Carry none of the pictures over; set down the material below exactly.

───── RECORDS TO PROCESS ─────

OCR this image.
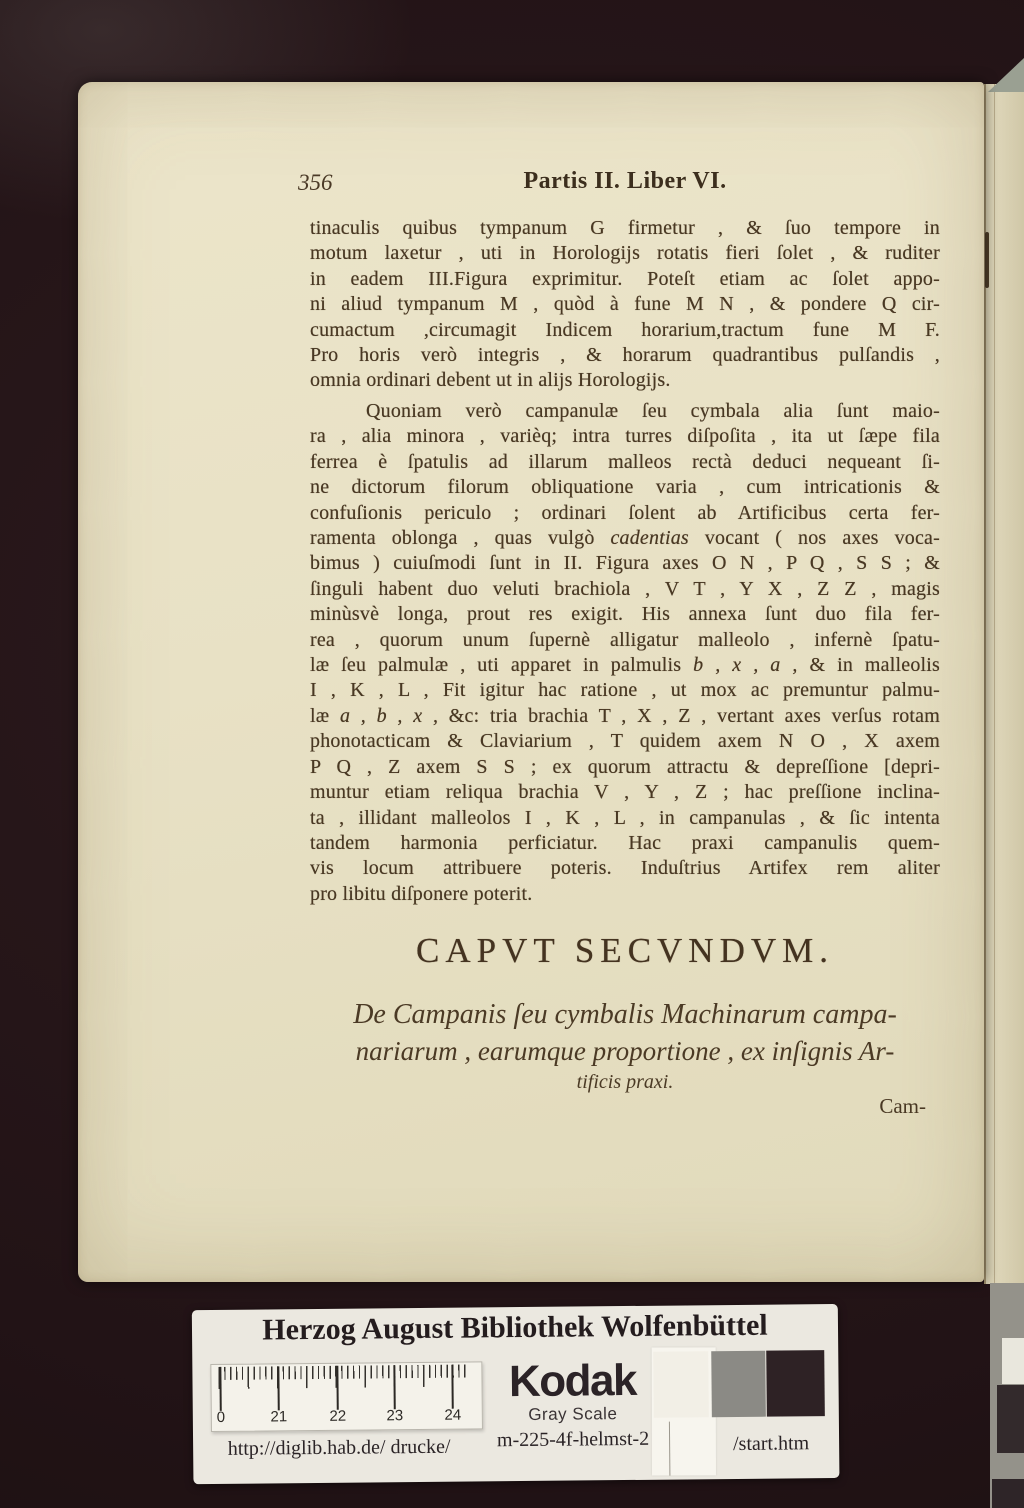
356	Partis II. Liber VI.
tinaculis quibus tympanum G firmetur , & ſuo tempore in
motum laxetur , uti in Horologijs rotatis fieri ſolet , & ruditer
in eadem III.Figura exprimitur. Poteſt etiam ac ſolet appo-
ni aliud tympanum M , quòd à fune M N , & pondere Q cir-
cumactum ,circumagit Indicem horarium,tractum fune M F.
Pro horis verò integris , & horarum quadrantibus pulſandis ,
omnia ordinari debent ut in alijs Horologijs.
Quoniam verò campanulæ ſeu cymbala alia ſunt maio-
ra , alia minora , varièq; intra turres diſpoſita , ita ut ſæpe fila
ferrea è ſpatulis ad illarum malleos rectà deduci nequeant ſi-
ne dictorum filorum obliquatione varia , cum intricationis &
confuſionis periculo ; ordinari ſolent ab Artificibus certa fer-
ramenta oblonga , quas vulgò cadentias vocant ( nos axes voca-
bimus ) cuiuſmodi ſunt in II. Figura axes O N , P Q , S S ; &
ſinguli habent duo veluti brachiola , V T , Y X , Z Z , magis
minùsvè longa, prout res exigit. His annexa ſunt duo fila fer-
rea , quorum unum ſupernè alligatur malleolo , infernè ſpatu-
læ ſeu palmulæ , uti apparet in palmulis b , x , a , & in malleolis
I , K , L , Fit igitur hac ratione , ut mox ac premuntur palmu-
læ a , b , x , &c: tria brachia T , X , Z , vertant axes verſus rotam
phonotacticam & Claviarium , T quidem axem N O , X axem
P Q , Z axem S S ; ex quorum attractu & depreſſione [depri-
muntur etiam reliqua brachia V , Y , Z ; hac preſſione inclina-
ta , illidant malleolos I , K , L , in campanulas , & ſic intenta
tandem harmonia perficiatur. Hac praxi campanulis quem-
vis locum attribuere poteris. Induſtrius Artifex rem aliter
pro libitu diſponere poterit.
CAPVT SECVNDVM.
De Campanis ſeu cymbalis Machinarum campa-
nariarum , earumque proportione , ex inſignis Ar-
tificis praxi.
Cam-
Herzog August Bibliothek Wolfenbüttel
0	21	22	23	24
Kodak
Gray Scale
http://diglib.hab.de/ drucke/	m-225-4f-helmst-2	/start.htm
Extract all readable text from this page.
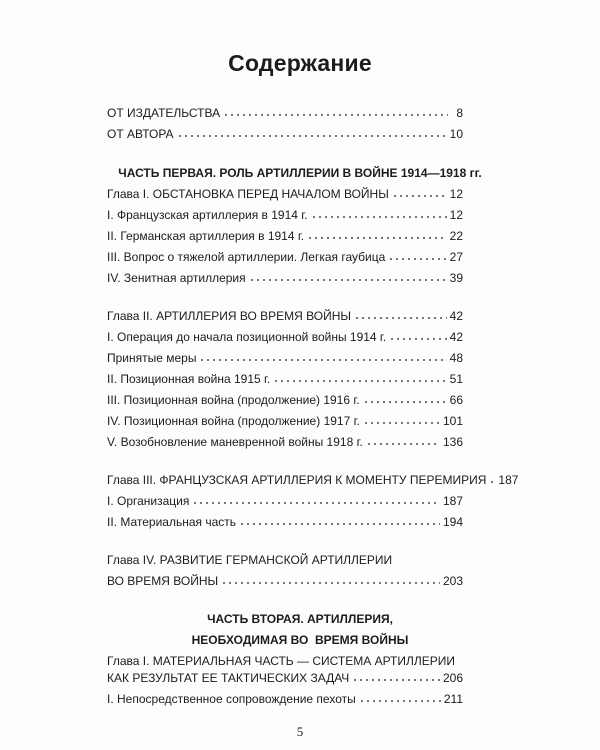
Содержание
ОТ ИЗДАТЕЛЬСТВА	8
ОТ АВТОРА	10
ЧАСТЬ ПЕРВАЯ. РОЛЬ АРТИЛЛЕРИИ В ВОЙНЕ 1914—1918 гг.
Глава I. ОБСТАНОВКА ПЕРЕД НАЧАЛОМ ВОЙНЫ	12
I. Французская артиллерия в 1914 г.	12
II. Германская артиллерия в 1914 г.	22
III. Вопрос о тяжелой артиллерии. Легкая гаубица	27
IV. Зенитная артиллерия	39
Глава II. АРТИЛЛЕРИЯ ВО ВРЕМЯ ВОЙНЫ	42
I. Операция до начала позиционной войны 1914 г.	42
Принятые меры	48
II. Позиционная война 1915 г.	51
III. Позиционная война (продолжение) 1916 г.	66
IV. Позиционная война (продолжение) 1917 г.	101
V. Возобновление маневренной войны 1918 г.	136
Глава III. ФРАНЦУЗСКАЯ АРТИЛЛЕРИЯ К МОМЕНТУ ПЕРЕМИРИЯ 187
I. Организация	187
II. Материальная часть	194
Глава IV. РАЗВИТИЕ ГЕРМАНСКОЙ АРТИЛЛЕРИИ
ВО ВРЕМЯ ВОЙНЫ	203
ЧАСТЬ ВТОРАЯ. АРТИЛЛЕРИЯ,
НЕОБХОДИМАЯ ВО  ВРЕМЯ ВОЙНЫ
Глава I. МАТЕРИАЛЬНАЯ ЧАСТЬ — СИСТЕМА АРТИЛЛЕРИИ
КАК РЕЗУЛЬТАТ ЕЕ ТАКТИЧЕСКИХ ЗАДАЧ	206
I. Непосредственное сопровождение пехоты	211
5
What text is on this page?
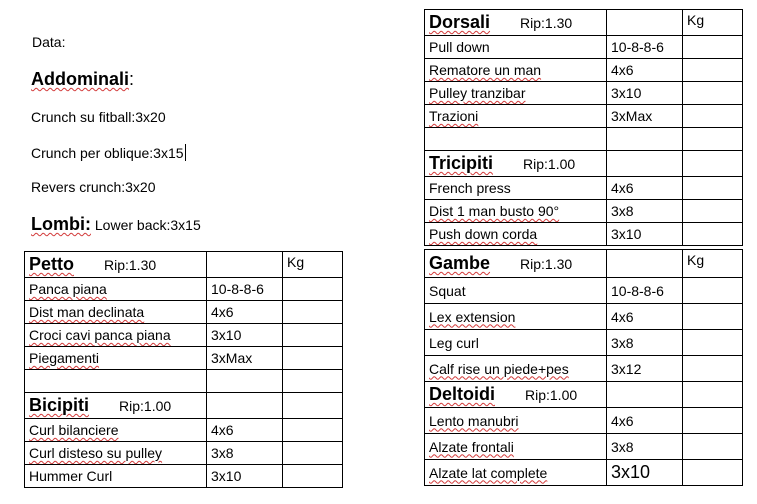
Data:
Addominali:
Crunch su fitball:3x20
Crunch per oblique:3x15
Revers crunch:3x20
Lombi: Lower back:3x15
Dorsali Rip:1.30		Kg
Pull down	10-8-8-6	
Rematore un man	4x6	
Pulley tranzibar	3x10	
Trazioni	3xMax	

Tricipiti Rip:1.00		
French press	4x6	
Dist 1 man busto 90°	3x8	
Push down corda	3x10	
Petto Rip:1.30		Kg
Panca piana	10-8-8-6	
Dist man declinata	4x6	
Croci cavi panca piana	3x10	
Piegamenti	3xMax	

Bicipiti Rip:1.00		
Curl bilanciere	4x6	
Curl disteso su pulley	3x8	
Hummer Curl	3x10	
Gambe Rip:1.30		Kg
Squat	10-8-8-6	
Lex extension	4x6	
Leg curl	3x8	
Calf rise un piede+pes	3x12	
Deltoidi Rip:1.00		
Lento manubri	4x6	
Alzate frontali	3x8	
Alzate lat complete	3x10	
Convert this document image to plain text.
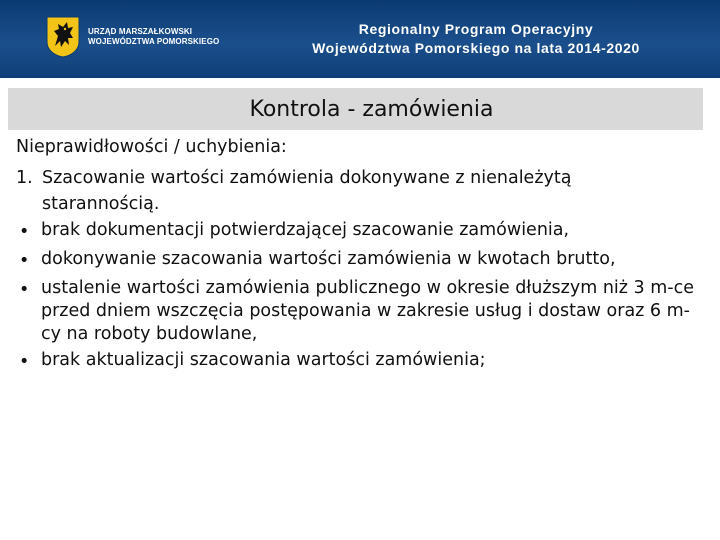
URZĄD MARSZAŁKOWSKI
WOJEWÓDZTWA POMORSKIEGO
Regionalny Program Operacyjny
Województwa Pomorskiego na lata 2014-2020
Kontrola - zamówienia
Nieprawidłowości / uchybienia:
1. Szacowanie wartości zamówienia dokonywane z nienależytą
starannością.
• brak dokumentacji potwierdzającej szacowanie zamówienia,
• dokonywanie szacowania wartości zamówienia w kwotach brutto,
• ustalenie wartości zamówienia publicznego w okresie dłuższym niż 3 m-ce przed dniem wszczęcia postępowania w zakresie usług i dostaw oraz 6 m-cy na roboty budowlane,
• brak aktualizacji szacowania wartości zamówienia;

─────

* **SOLUTION FOR THIS TASK**
OCR this image.
356	Partis II. Liber VI.
tinaculis quibus tympanum G firmetur , & ſuo tempore in
motum laxetur , uti in Horologijs rotatis fieri ſolet , & ruditer
in eadem III.Figura exprimitur. Poteſt etiam ac ſolet appo-
ni aliud tympanum M , quòd à fune M N , & pondere Q cir-
cumactum ,circumagit Indicem horarium,tractum fune M F.
Pro horis verò integris , & horarum quadrantibus pulſandis ,
omnia ordinari debent ut in alijs Horologijs.
Quoniam verò campanulæ ſeu cymbala alia ſunt maio-
ra , alia minora , varièq; intra turres diſpoſita , ita ut ſæpe fila
ferrea è ſpatulis ad illarum malleos rectà deduci nequeant ſi-
ne dictorum filorum obliquatione varia , cum intricationis &
confuſionis periculo ; ordinari ſolent ab Artificibus certa fer-
ramenta oblonga , quas vulgò cadentias vocant ( nos axes voca-
bimus ) cuiuſmodi ſunt in II. Figura axes O N , P Q , S S ; &
ſinguli habent duo veluti brachiola , V T , Y X , Z Z , magis
minùsvè longa, prout res exigit. His annexa ſunt duo fila fer-
rea , quorum unum ſupernè alligatur malleolo , infernè ſpatu-
læ ſeu palmulæ , uti apparet in palmulis b , x , a , & in malleolis
I , K , L , Fit igitur hac ratione , ut mox ac premuntur palmu-
læ a , b , x , &c: tria brachia T , X , Z , vertant axes verſus rotam
phonotacticam & Claviarium , T quidem axem N O , X axem
P Q , Z axem S S ; ex quorum attractu & depreſſione [depri-
muntur etiam reliqua brachia V , Y , Z ; hac preſſione inclina-
ta , illidant malleolos I , K , L , in campanulas , & ſic intenta
tandem harmonia perficiatur. Hac praxi campanulis quem-
vis locum attribuere poteris. Induſtrius Artifex rem aliter
pro libitu diſponere poterit.
CAPVT SECVNDVM.
De Campanis ſeu cymbalis Machinarum campa-
nariarum , earumque proportione , ex inſignis Ar-
tificis praxi.
Cam-
Herzog August Bibliothek Wolfenbüttel
0	21	22	23	24
Kodak
Gray Scale
http://diglib.hab.de/ drucke/	m-225-4f-helmst-2	/start.htm
Extract all readable text from this page.
Содержание
ОТ ИЗДАТЕЛЬСТВА	8
ОТ АВТОРА	10
ЧАСТЬ ПЕРВАЯ. РОЛЬ АРТИЛЛЕРИИ В ВОЙНЕ 1914—1918 гг.
Глава I. ОБСТАНОВКА ПЕРЕД НАЧАЛОМ ВОЙНЫ	12
I. Французская артиллерия в 1914 г.	12
II. Германская артиллерия в 1914 г.	22
III. Вопрос о тяжелой артиллерии. Легкая гаубица	27
IV. Зенитная артиллерия	39
Глава II. АРТИЛЛЕРИЯ ВО ВРЕМЯ ВОЙНЫ	42
I. Операция до начала позиционной войны 1914 г.	42
Принятые меры	48
II. Позиционная война 1915 г.	51
III. Позиционная война (продолжение) 1916 г.	66
IV. Позиционная война (продолжение) 1917 г.	101
V. Возобновление маневренной войны 1918 г.	136
Глава III. ФРАНЦУЗСКАЯ АРТИЛЛЕРИЯ К МОМЕНТУ ПЕРЕМИРИЯ 187
I. Организация	187
II. Материальная часть	194
Глава IV. РАЗВИТИЕ ГЕРМАНСКОЙ АРТИЛЛЕРИИ
ВО ВРЕМЯ ВОЙНЫ	203
ЧАСТЬ ВТОРАЯ. АРТИЛЛЕРИЯ,
НЕОБХОДИМАЯ ВО  ВРЕМЯ ВОЙНЫ
Глава I. МАТЕРИАЛЬНАЯ ЧАСТЬ — СИСТЕМА АРТИЛЛЕРИИ
КАК РЕЗУЛЬТАТ ЕЕ ТАКТИЧЕСКИХ ЗАДАЧ	206
I. Непосредственное сопровождение пехоты	211
5
What text is on this page?
Data:
Addominali:
Crunch su fitball:3x20
Crunch per oblique:3x15
Revers crunch:3x20
Lombi: Lower back:3x15
Dorsali Rip:1.30		Kg
Pull down	10-8-8-6	
Rematore un man	4x6	
Pulley tranzibar	3x10	
Trazioni	3xMax	

Tricipiti Rip:1.00		
French press	4x6	
Dist 1 man busto 90°	3x8	
Push down corda	3x10	
Petto Rip:1.30		Kg
Panca piana	10-8-8-6	
Dist man declinata	4x6	
Croci cavi panca piana	3x10	
Piegamenti	3xMax	

Bicipiti Rip:1.00		
Curl bilanciere	4x6	
Curl disteso su pulley	3x8	
Hummer Curl	3x10	
Gambe Rip:1.30		Kg
Squat	10-8-8-6	
Lex extension	4x6	
Leg curl	3x8	
Calf rise un piede+pes	3x12	
Deltoidi Rip:1.00		
Lento manubri	4x6	
Alzate frontali	3x8	
Alzate lat complete	3x10	
Convert this document image to plain text.
URZĄD MARSZAŁKOWSKI
WOJEWÓDZTWA POMORSKIEGO
Regionalny Program Operacyjny
Województwa Pomorskiego na lata 2014-2020
Kontrola - zamówienia
Nieprawidłowości / uchybienia:
1. Szacowanie wartości zamówienia dokonywane z nienależytą
starannością.
• brak dokumentacji potwierdzającej szacowanie zamówienia,
• dokonywanie szacowania wartości zamówienia w kwotach brutto,
• ustalenie wartości zamówienia publicznego w okresie dłuższym niż 3 m-ce przed dniem wszczęcia postępowania w zakresie usług i dostaw oraz 6 m-cy na roboty budowlane,
• brak aktualizacji szacowania wartości zamówienia;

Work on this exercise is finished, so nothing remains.